*QUOTED PASSAGE*:
================

India’s Central Bureau of Investigation (CBI) intercepted Ayush Varshney at Mumbai Airport as he was attempting to board a flight to Sri Lanka. Varshney is the co-founder of Darwin Labs, and authorities accuse him of assisting in building the core technical system of the GainBitcoin Ponzi scheme, involving approximately 66 billion rupees (about $8 billion USD). The scam emerged around 2015, nearly ten years ago.
(Source: CBI)
GainBitcoin quietly emerged around 2015, at a time when Bitcoin was still unfamiliar to many retail investors. The scam’s founder, Amit Bhardwaj, marketed the platform as a cloud Bitcoin mining investment opportunity, claiming investors could purchase mining contracts and earn 10% Bitcoin returns monthly over an 18-month period.
This promise spread rapidly through seminars, online promotions, and a referral commission system. Participants were encouraged to recruit new investors in exchange for multi-level commissions, forming a typical multi-level marketing structure. Investigators later confirmed that early “profit payments” mainly came from new investors’ deposits, a hallmark of a Ponzi scheme.
By 2017, this unsustainable structure began to collapse. The platform stopped paying investors in Bitcoin and instead issued a cryptocurrency called MCAP to delay the inevitable. Investors expecting Bitcoin profits suddenly received tokens with extremely limited liquidity and highly uncertain value, replacing their original Bitcoin holdings.

================

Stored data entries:
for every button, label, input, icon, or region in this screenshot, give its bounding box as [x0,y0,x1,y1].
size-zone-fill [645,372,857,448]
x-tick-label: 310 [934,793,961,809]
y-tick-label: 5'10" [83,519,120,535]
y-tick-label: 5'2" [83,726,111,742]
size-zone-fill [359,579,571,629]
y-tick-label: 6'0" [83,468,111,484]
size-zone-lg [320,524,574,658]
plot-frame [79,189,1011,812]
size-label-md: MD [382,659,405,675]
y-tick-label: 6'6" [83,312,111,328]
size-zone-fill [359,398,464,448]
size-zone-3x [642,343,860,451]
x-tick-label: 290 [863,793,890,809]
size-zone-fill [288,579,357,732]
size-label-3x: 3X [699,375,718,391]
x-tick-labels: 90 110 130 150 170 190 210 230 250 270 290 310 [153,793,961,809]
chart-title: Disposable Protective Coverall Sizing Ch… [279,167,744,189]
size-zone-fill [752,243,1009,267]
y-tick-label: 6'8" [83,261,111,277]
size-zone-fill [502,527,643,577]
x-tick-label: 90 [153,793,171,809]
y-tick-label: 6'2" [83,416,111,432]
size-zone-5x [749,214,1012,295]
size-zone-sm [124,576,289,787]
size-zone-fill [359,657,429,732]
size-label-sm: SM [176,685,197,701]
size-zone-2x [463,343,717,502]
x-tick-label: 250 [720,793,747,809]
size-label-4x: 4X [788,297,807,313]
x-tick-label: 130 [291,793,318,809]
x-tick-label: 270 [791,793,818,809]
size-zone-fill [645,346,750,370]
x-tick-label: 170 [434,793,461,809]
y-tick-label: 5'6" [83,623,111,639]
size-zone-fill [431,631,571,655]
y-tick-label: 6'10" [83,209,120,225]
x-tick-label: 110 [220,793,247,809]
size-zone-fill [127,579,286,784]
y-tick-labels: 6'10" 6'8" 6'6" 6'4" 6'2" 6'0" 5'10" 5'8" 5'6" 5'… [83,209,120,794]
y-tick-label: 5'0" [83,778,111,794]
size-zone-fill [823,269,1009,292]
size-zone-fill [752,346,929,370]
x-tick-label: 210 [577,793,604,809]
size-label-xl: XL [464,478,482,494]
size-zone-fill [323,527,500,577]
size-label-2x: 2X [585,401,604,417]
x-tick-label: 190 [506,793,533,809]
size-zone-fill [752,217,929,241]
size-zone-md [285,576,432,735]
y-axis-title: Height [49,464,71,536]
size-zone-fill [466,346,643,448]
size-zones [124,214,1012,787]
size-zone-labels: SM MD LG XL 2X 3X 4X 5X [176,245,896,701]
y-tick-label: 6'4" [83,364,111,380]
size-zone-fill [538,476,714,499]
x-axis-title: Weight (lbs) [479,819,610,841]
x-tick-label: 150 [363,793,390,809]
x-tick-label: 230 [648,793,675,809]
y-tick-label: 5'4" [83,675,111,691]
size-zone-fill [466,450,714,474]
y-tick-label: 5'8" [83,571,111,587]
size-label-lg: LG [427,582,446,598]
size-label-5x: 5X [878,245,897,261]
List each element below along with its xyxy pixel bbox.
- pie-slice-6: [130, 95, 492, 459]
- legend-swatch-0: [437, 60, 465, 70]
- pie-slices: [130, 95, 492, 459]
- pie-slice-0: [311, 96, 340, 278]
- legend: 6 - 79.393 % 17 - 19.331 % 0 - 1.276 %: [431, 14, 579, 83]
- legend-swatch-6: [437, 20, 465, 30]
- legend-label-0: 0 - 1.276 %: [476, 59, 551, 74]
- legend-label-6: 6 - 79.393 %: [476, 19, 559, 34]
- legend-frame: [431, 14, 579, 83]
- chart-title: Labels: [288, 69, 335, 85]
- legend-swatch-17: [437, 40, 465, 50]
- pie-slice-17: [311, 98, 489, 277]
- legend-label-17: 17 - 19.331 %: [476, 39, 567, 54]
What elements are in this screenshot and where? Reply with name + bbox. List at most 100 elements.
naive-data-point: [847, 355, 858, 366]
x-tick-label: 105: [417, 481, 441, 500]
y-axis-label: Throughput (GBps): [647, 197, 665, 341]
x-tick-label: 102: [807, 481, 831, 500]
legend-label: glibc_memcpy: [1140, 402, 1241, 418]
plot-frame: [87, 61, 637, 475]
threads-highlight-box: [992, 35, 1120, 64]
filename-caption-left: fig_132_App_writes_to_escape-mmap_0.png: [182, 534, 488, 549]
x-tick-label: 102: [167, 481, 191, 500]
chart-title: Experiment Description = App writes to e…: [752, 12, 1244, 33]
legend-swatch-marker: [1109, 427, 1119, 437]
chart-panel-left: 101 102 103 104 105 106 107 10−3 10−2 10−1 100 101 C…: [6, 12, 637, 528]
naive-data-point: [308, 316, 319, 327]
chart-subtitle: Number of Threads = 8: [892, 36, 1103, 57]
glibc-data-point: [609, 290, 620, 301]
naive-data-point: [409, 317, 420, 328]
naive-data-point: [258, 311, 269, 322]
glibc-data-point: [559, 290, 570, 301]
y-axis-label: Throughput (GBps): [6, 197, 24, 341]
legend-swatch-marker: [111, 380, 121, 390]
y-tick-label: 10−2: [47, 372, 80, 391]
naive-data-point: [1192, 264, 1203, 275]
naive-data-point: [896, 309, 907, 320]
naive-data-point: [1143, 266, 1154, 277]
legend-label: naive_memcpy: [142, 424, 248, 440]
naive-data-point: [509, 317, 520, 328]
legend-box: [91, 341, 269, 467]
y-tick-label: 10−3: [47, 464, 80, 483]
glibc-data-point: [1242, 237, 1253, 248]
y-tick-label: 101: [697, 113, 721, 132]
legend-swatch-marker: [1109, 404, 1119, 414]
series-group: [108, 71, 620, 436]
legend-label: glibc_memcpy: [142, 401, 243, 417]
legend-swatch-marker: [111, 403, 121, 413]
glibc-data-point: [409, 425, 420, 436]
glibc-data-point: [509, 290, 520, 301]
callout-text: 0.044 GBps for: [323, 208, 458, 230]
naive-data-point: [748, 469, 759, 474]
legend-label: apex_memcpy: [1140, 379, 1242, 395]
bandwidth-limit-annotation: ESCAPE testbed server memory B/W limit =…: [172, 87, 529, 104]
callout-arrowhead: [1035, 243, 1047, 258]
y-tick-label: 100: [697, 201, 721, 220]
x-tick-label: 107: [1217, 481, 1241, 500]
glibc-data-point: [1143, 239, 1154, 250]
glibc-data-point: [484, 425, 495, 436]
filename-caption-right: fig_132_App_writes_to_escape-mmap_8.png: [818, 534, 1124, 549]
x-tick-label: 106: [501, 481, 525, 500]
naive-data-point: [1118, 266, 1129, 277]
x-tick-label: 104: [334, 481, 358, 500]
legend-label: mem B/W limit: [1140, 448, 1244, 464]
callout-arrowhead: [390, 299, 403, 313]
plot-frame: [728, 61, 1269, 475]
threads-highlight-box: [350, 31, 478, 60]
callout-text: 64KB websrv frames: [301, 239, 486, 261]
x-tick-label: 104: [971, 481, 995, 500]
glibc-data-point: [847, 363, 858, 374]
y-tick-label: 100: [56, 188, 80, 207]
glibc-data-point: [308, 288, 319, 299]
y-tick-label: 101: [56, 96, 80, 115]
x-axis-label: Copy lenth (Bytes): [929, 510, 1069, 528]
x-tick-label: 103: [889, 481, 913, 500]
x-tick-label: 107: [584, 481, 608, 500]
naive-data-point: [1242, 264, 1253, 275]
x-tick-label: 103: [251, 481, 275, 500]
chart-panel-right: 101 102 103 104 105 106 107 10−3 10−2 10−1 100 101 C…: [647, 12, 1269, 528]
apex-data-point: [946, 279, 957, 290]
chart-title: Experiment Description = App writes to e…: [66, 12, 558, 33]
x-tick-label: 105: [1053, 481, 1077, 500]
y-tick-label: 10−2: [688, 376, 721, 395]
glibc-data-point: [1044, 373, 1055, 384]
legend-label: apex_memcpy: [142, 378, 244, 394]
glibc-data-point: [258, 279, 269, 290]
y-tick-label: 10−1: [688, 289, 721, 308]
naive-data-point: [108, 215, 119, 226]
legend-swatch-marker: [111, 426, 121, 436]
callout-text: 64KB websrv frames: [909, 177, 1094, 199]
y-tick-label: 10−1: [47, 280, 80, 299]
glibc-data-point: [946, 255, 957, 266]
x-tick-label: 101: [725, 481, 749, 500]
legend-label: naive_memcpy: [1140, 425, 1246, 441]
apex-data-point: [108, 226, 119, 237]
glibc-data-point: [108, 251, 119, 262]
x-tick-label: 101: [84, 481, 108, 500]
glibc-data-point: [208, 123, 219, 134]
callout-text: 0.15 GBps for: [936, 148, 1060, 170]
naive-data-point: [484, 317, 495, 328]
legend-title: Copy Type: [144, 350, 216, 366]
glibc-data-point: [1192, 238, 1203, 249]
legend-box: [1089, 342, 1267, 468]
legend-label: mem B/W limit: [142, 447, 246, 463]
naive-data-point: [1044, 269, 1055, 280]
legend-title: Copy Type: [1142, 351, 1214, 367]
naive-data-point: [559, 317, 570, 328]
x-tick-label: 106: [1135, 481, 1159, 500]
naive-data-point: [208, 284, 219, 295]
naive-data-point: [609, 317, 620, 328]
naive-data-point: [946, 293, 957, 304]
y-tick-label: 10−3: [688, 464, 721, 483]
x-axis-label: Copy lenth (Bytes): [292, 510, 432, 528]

================

*ACTIVITY LIST*:
A - Answer each question from the GainBitcoin article:
(i) At which airport did the CBI intercept Ayush Varshney?
(ii) What monthly return did the platform claim investors could earn, and over what period?
(iii) What cryptocurrency did the platform issue once it stopped paying investors in Bitcoin?
B - Reproduce the stretch of the GainBitcoin article from "(Source: CBI)" through "a Ponzi scheme.".

*EXPECTED RESPONSES*:
A -
(i) Mumbai Airport
(ii) 10% Bitcoin returns monthly over an 18-month period
(iii) MCAP

B -
(Source: CBI)
GainBitcoin quietly emerged around 2015, at a time when Bitcoin was still unfamiliar to many retail investors. The scam’s founder, Amit Bhardwaj, marketed the platform as a cloud Bitcoin mining investment opportunity, claiming investors could purchase mining contracts and earn 10% Bitcoin returns monthly over an 18-month period.
This promise spread rapidly through seminars, online promotions, and a referral commission system. Participants were encouraged to recruit new investors in exchange for multi-level commissions, forming a typical multi-level marketing structure. Investigators later confirmed that early “profit payments” mainly came from new investors’ deposits, a hallmark of a Ponzi scheme.